Written instruction ▸
Copy out all the entries exactly.

>> START Items

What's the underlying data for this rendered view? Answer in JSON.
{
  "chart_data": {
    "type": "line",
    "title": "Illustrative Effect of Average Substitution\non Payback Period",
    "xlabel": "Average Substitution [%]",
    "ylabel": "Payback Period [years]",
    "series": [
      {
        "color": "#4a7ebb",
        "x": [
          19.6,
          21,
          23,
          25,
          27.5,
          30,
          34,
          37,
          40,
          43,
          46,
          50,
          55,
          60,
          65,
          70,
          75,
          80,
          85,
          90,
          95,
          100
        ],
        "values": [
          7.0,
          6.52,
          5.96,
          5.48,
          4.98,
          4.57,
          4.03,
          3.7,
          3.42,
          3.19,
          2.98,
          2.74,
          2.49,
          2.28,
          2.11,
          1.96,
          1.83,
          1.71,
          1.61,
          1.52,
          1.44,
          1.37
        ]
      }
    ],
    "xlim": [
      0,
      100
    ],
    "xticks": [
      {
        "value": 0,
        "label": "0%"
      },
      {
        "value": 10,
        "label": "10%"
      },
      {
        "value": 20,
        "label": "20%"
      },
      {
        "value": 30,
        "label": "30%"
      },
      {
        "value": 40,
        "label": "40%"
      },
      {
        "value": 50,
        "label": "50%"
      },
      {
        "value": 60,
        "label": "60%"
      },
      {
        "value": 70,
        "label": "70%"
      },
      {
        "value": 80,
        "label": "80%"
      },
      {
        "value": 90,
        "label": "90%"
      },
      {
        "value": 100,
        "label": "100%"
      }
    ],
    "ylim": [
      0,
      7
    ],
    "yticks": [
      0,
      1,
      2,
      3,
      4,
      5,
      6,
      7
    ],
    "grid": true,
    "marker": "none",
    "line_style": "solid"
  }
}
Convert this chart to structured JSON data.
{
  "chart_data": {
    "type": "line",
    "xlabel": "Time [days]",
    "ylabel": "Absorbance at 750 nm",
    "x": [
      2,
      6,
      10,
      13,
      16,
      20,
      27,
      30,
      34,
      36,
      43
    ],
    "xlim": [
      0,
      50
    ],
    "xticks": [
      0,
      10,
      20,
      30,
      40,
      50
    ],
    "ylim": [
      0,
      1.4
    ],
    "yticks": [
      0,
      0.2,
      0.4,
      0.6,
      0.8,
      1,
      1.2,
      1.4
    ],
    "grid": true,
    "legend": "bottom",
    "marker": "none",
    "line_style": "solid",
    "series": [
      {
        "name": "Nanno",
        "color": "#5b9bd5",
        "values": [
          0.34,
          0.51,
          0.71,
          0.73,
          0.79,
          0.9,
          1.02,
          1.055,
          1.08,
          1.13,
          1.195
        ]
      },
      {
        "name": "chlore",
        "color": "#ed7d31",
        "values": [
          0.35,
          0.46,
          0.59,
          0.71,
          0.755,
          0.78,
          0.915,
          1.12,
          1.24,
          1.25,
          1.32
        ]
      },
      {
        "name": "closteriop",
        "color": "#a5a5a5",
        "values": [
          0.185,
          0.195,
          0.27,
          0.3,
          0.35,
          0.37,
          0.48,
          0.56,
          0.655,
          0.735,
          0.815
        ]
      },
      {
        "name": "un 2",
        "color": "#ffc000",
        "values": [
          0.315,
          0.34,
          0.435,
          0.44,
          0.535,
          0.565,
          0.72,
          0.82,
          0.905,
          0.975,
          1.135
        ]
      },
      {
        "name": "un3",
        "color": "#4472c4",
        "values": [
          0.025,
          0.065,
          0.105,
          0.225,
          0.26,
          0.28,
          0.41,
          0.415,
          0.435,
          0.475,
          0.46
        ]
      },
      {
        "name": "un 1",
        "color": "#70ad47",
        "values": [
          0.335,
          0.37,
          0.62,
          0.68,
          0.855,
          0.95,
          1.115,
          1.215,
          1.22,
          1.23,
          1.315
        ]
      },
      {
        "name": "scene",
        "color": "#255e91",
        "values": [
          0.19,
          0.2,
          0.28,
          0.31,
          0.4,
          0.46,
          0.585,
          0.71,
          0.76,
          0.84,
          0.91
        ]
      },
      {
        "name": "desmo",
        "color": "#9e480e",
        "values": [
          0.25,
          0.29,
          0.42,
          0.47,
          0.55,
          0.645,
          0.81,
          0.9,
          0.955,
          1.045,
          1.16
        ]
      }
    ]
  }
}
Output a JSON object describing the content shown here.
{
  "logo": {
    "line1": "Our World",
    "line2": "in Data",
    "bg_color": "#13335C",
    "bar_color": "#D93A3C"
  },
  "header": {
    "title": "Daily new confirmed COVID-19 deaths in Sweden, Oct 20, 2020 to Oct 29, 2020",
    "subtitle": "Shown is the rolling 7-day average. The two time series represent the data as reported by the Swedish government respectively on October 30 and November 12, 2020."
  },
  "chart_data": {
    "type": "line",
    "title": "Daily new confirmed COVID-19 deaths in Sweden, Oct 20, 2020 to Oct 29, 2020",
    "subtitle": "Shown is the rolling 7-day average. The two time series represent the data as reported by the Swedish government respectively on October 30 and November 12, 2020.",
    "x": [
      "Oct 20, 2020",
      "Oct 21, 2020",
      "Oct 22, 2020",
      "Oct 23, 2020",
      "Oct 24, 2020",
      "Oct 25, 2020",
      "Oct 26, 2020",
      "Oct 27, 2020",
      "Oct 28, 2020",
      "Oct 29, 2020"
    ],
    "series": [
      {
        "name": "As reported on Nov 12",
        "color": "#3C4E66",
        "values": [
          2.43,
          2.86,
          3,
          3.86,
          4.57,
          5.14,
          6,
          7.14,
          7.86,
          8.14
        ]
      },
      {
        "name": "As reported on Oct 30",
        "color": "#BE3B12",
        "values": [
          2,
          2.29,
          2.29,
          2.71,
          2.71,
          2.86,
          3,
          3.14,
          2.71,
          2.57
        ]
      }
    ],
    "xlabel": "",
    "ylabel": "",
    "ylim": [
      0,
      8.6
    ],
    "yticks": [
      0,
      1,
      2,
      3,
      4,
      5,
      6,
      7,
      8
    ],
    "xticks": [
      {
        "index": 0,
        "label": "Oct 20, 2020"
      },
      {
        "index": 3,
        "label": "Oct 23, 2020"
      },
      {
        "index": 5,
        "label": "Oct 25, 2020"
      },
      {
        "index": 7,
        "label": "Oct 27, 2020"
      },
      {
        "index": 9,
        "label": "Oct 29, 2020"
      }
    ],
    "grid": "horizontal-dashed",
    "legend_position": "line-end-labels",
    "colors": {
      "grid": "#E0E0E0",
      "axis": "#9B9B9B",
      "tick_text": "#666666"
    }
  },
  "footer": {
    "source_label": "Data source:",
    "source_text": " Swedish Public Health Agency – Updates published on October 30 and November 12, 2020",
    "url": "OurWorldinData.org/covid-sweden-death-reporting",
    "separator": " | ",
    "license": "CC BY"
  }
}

>> END Items

Expected answer ▸
What's the underlying data for this rendered view? Answer in JSON.
{
  "chart_data": {
    "type": "line",
    "title": "Illustrative Effect of Average Substitution\non Payback Period",
    "xlabel": "Average Substitution [%]",
    "ylabel": "Payback Period [years]",
    "series": [
      {
        "color": "#4a7ebb",
        "x": [
          19.6,
          21,
          23,
          25,
          27.5,
          30,
          34,
          37,
          40,
          43,
          46,
          50,
          55,
          60,
          65,
          70,
          75,
          80,
          85,
          90,
          95,
          100
        ],
        "values": [
          7.0,
          6.52,
          5.96,
          5.48,
          4.98,
          4.57,
          4.03,
          3.7,
          3.42,
          3.19,
          2.98,
          2.74,
          2.49,
          2.28,
          2.11,
          1.96,
          1.83,
          1.71,
          1.61,
          1.52,
          1.44,
          1.37
        ]
      }
    ],
    "xlim": [
      0,
      100
    ],
    "xticks": [
      {
        "value": 0,
        "label": "0%"
      },
      {
        "value": 10,
        "label": "10%"
      },
      {
        "value": 20,
        "label": "20%"
      },
      {
        "value": 30,
        "label": "30%"
      },
      {
        "value": 40,
        "label": "40%"
      },
      {
        "value": 50,
        "label": "50%"
      },
      {
        "value": 60,
        "label": "60%"
      },
      {
        "value": 70,
        "label": "70%"
      },
      {
        "value": 80,
        "label": "80%"
      },
      {
        "value": 90,
        "label": "90%"
      },
      {
        "value": 100,
        "label": "100%"
      }
    ],
    "ylim": [
      0,
      7
    ],
    "yticks": [
      0,
      1,
      2,
      3,
      4,
      5,
      6,
      7
    ],
    "grid": true,
    "marker": "none",
    "line_style": "solid"
  }
}
Convert this chart to structured JSON data.
{
  "chart_data": {
    "type": "line",
    "xlabel": "Time [days]",
    "ylabel": "Absorbance at 750 nm",
    "x": [
      2,
      6,
      10,
      13,
      16,
      20,
      27,
      30,
      34,
      36,
      43
    ],
    "xlim": [
      0,
      50
    ],
    "xticks": [
      0,
      10,
      20,
      30,
      40,
      50
    ],
    "ylim": [
      0,
      1.4
    ],
    "yticks": [
      0,
      0.2,
      0.4,
      0.6,
      0.8,
      1,
      1.2,
      1.4
    ],
    "grid": true,
    "legend": "bottom",
    "marker": "none",
    "line_style": "solid",
    "series": [
      {
        "name": "Nanno",
        "color": "#5b9bd5",
        "values": [
          0.34,
          0.51,
          0.71,
          0.73,
          0.79,
          0.9,
          1.02,
          1.055,
          1.08,
          1.13,
          1.195
        ]
      },
      {
        "name": "chlore",
        "color": "#ed7d31",
        "values": [
          0.35,
          0.46,
          0.59,
          0.71,
          0.755,
          0.78,
          0.915,
          1.12,
          1.24,
          1.25,
          1.32
        ]
      },
      {
        "name": "closteriop",
        "color": "#a5a5a5",
        "values": [
          0.185,
          0.195,
          0.27,
          0.3,
          0.35,
          0.37,
          0.48,
          0.56,
          0.655,
          0.735,
          0.815
        ]
      },
      {
        "name": "un 2",
        "color": "#ffc000",
        "values": [
          0.315,
          0.34,
          0.435,
          0.44,
          0.535,
          0.565,
          0.72,
          0.82,
          0.905,
          0.975,
          1.135
        ]
      },
      {
        "name": "un3",
        "color": "#4472c4",
        "values": [
          0.025,
          0.065,
          0.105,
          0.225,
          0.26,
          0.28,
          0.41,
          0.415,
          0.435,
          0.475,
          0.46
        ]
      },
      {
        "name": "un 1",
        "color": "#70ad47",
        "values": [
          0.335,
          0.37,
          0.62,
          0.68,
          0.855,
          0.95,
          1.115,
          1.215,
          1.22,
          1.23,
          1.315
        ]
      },
      {
        "name": "scene",
        "color": "#255e91",
        "values": [
          0.19,
          0.2,
          0.28,
          0.31,
          0.4,
          0.46,
          0.585,
          0.71,
          0.76,
          0.84,
          0.91
        ]
      },
      {
        "name": "desmo",
        "color": "#9e480e",
        "values": [
          0.25,
          0.29,
          0.42,
          0.47,
          0.55,
          0.645,
          0.81,
          0.9,
          0.955,
          1.045,
          1.16
        ]
      }
    ]
  }
}
Output a JSON object describing the content shown here.
{
  "logo": {
    "line1": "Our World",
    "line2": "in Data",
    "bg_color": "#13335C",
    "bar_color": "#D93A3C"
  },
  "header": {
    "title": "Daily new confirmed COVID-19 deaths in Sweden, Oct 20, 2020 to Oct 29, 2020",
    "subtitle": "Shown is the rolling 7-day average. The two time series represent the data as reported by the Swedish government respectively on October 30 and November 12, 2020."
  },
  "chart_data": {
    "type": "line",
    "title": "Daily new confirmed COVID-19 deaths in Sweden, Oct 20, 2020 to Oct 29, 2020",
    "subtitle": "Shown is the rolling 7-day average. The two time series represent the data as reported by the Swedish government respectively on October 30 and November 12, 2020.",
    "x": [
      "Oct 20, 2020",
      "Oct 21, 2020",
      "Oct 22, 2020",
      "Oct 23, 2020",
      "Oct 24, 2020",
      "Oct 25, 2020",
      "Oct 26, 2020",
      "Oct 27, 2020",
      "Oct 28, 2020",
      "Oct 29, 2020"
    ],
    "series": [
      {
        "name": "As reported on Nov 12",
        "color": "#3C4E66",
        "values": [
          2.43,
          2.86,
          3,
          3.86,
          4.57,
          5.14,
          6,
          7.14,
          7.86,
          8.14
        ]
      },
      {
        "name": "As reported on Oct 30",
        "color": "#BE3B12",
        "values": [
          2,
          2.29,
          2.29,
          2.71,
          2.71,
          2.86,
          3,
          3.14,
          2.71,
          2.57
        ]
      }
    ],
    "xlabel": "",
    "ylabel": "",
    "ylim": [
      0,
      8.6
    ],
    "yticks": [
      0,
      1,
      2,
      3,
      4,
      5,
      6,
      7,
      8
    ],
    "xticks": [
      {
        "index": 0,
        "label": "Oct 20, 2020"
      },
      {
        "index": 3,
        "label": "Oct 23, 2020"
      },
      {
        "index": 5,
        "label": "Oct 25, 2020"
      },
      {
        "index": 7,
        "label": "Oct 27, 2020"
      },
      {
        "index": 9,
        "label": "Oct 29, 2020"
      }
    ],
    "grid": "horizontal-dashed",
    "legend_position": "line-end-labels",
    "colors": {
      "grid": "#E0E0E0",
      "axis": "#9B9B9B",
      "tick_text": "#666666"
    }
  },
  "footer": {
    "source_label": "Data source:",
    "source_text": " Swedish Public Health Agency – Updates published on October 30 and November 12, 2020",
    "url": "OurWorldinData.org/covid-sweden-death-reporting",
    "separator": " | ",
    "license": "CC BY"
  }
}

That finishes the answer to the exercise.